_WHAT YOU SHOULD DO:_
Reproduce every entry exactly.

╭─ DATA TO USE

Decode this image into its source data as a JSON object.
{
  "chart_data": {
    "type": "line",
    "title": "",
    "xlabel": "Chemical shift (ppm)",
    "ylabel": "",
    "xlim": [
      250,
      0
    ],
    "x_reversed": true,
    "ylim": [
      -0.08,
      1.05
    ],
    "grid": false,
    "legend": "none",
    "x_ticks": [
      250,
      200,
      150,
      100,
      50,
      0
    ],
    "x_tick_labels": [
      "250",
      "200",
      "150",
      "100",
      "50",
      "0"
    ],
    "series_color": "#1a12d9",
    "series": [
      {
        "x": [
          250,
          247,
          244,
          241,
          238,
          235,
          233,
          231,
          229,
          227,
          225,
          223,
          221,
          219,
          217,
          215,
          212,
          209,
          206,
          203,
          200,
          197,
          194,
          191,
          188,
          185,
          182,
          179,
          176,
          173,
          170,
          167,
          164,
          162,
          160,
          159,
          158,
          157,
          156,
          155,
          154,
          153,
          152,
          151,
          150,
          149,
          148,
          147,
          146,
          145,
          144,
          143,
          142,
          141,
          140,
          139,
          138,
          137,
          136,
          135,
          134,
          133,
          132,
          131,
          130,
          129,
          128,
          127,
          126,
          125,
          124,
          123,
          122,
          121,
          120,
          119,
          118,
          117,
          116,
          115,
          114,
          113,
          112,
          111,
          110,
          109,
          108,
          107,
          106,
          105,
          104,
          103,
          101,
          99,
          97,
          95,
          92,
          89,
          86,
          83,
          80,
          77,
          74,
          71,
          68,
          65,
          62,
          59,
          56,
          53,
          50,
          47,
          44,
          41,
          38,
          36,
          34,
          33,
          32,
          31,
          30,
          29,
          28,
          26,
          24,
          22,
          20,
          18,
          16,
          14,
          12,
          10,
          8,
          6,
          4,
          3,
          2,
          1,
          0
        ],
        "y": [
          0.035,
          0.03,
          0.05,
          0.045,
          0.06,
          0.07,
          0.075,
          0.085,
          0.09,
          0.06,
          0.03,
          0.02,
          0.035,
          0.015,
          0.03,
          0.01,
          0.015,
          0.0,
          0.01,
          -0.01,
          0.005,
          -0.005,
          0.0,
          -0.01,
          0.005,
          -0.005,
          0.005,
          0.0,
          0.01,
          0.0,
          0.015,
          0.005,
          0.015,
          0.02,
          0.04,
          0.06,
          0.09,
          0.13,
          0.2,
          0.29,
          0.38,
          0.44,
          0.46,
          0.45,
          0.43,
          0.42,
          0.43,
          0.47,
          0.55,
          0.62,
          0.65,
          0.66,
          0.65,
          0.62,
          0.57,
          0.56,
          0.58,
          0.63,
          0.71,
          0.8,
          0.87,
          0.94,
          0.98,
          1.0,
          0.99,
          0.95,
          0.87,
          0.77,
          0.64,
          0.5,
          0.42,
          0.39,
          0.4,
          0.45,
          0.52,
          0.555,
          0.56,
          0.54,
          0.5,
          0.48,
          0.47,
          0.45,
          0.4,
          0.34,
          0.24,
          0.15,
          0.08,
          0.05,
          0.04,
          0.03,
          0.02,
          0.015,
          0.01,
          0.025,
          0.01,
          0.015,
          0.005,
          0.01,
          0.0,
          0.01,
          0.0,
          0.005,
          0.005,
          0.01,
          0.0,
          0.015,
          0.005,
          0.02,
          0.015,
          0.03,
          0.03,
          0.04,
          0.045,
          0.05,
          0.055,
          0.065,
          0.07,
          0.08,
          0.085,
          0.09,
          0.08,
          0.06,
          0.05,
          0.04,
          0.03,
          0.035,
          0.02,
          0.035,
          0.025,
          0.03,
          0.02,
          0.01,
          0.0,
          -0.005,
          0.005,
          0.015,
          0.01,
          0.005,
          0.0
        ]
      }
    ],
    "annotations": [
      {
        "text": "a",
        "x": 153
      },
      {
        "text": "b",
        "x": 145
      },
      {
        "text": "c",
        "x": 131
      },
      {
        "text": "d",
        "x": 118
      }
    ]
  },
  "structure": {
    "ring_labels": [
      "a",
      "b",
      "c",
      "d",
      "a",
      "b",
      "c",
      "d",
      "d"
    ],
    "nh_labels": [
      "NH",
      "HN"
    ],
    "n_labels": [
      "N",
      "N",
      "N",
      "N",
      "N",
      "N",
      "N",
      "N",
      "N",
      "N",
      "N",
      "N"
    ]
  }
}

╰─

_FULL OUTPUT:_
Decode this image into its source data as a JSON object.
{
  "chart_data": {
    "type": "line",
    "title": "",
    "xlabel": "Chemical shift (ppm)",
    "ylabel": "",
    "xlim": [
      250,
      0
    ],
    "x_reversed": true,
    "ylim": [
      -0.08,
      1.05
    ],
    "grid": false,
    "legend": "none",
    "x_ticks": [
      250,
      200,
      150,
      100,
      50,
      0
    ],
    "x_tick_labels": [
      "250",
      "200",
      "150",
      "100",
      "50",
      "0"
    ],
    "series_color": "#1a12d9",
    "series": [
      {
        "x": [
          250,
          247,
          244,
          241,
          238,
          235,
          233,
          231,
          229,
          227,
          225,
          223,
          221,
          219,
          217,
          215,
          212,
          209,
          206,
          203,
          200,
          197,
          194,
          191,
          188,
          185,
          182,
          179,
          176,
          173,
          170,
          167,
          164,
          162,
          160,
          159,
          158,
          157,
          156,
          155,
          154,
          153,
          152,
          151,
          150,
          149,
          148,
          147,
          146,
          145,
          144,
          143,
          142,
          141,
          140,
          139,
          138,
          137,
          136,
          135,
          134,
          133,
          132,
          131,
          130,
          129,
          128,
          127,
          126,
          125,
          124,
          123,
          122,
          121,
          120,
          119,
          118,
          117,
          116,
          115,
          114,
          113,
          112,
          111,
          110,
          109,
          108,
          107,
          106,
          105,
          104,
          103,
          101,
          99,
          97,
          95,
          92,
          89,
          86,
          83,
          80,
          77,
          74,
          71,
          68,
          65,
          62,
          59,
          56,
          53,
          50,
          47,
          44,
          41,
          38,
          36,
          34,
          33,
          32,
          31,
          30,
          29,
          28,
          26,
          24,
          22,
          20,
          18,
          16,
          14,
          12,
          10,
          8,
          6,
          4,
          3,
          2,
          1,
          0
        ],
        "y": [
          0.035,
          0.03,
          0.05,
          0.045,
          0.06,
          0.07,
          0.075,
          0.085,
          0.09,
          0.06,
          0.03,
          0.02,
          0.035,
          0.015,
          0.03,
          0.01,
          0.015,
          0.0,
          0.01,
          -0.01,
          0.005,
          -0.005,
          0.0,
          -0.01,
          0.005,
          -0.005,
          0.005,
          0.0,
          0.01,
          0.0,
          0.015,
          0.005,
          0.015,
          0.02,
          0.04,
          0.06,
          0.09,
          0.13,
          0.2,
          0.29,
          0.38,
          0.44,
          0.46,
          0.45,
          0.43,
          0.42,
          0.43,
          0.47,
          0.55,
          0.62,
          0.65,
          0.66,
          0.65,
          0.62,
          0.57,
          0.56,
          0.58,
          0.63,
          0.71,
          0.8,
          0.87,
          0.94,
          0.98,
          1.0,
          0.99,
          0.95,
          0.87,
          0.77,
          0.64,
          0.5,
          0.42,
          0.39,
          0.4,
          0.45,
          0.52,
          0.555,
          0.56,
          0.54,
          0.5,
          0.48,
          0.47,
          0.45,
          0.4,
          0.34,
          0.24,
          0.15,
          0.08,
          0.05,
          0.04,
          0.03,
          0.02,
          0.015,
          0.01,
          0.025,
          0.01,
          0.015,
          0.005,
          0.01,
          0.0,
          0.01,
          0.0,
          0.005,
          0.005,
          0.01,
          0.0,
          0.015,
          0.005,
          0.02,
          0.015,
          0.03,
          0.03,
          0.04,
          0.045,
          0.05,
          0.055,
          0.065,
          0.07,
          0.08,
          0.085,
          0.09,
          0.08,
          0.06,
          0.05,
          0.04,
          0.03,
          0.035,
          0.02,
          0.035,
          0.025,
          0.03,
          0.02,
          0.01,
          0.0,
          -0.005,
          0.005,
          0.015,
          0.01,
          0.005,
          0.0
        ]
      }
    ],
    "annotations": [
      {
        "text": "a",
        "x": 153
      },
      {
        "text": "b",
        "x": 145
      },
      {
        "text": "c",
        "x": 131
      },
      {
        "text": "d",
        "x": 118
      }
    ]
  },
  "structure": {
    "ring_labels": [
      "a",
      "b",
      "c",
      "d",
      "a",
      "b",
      "c",
      "d",
      "d"
    ],
    "nh_labels": [
      "NH",
      "HN"
    ],
    "n_labels": [
      "N",
      "N",
      "N",
      "N",
      "N",
      "N",
      "N",
      "N",
      "N",
      "N",
      "N",
      "N"
    ]
  }
}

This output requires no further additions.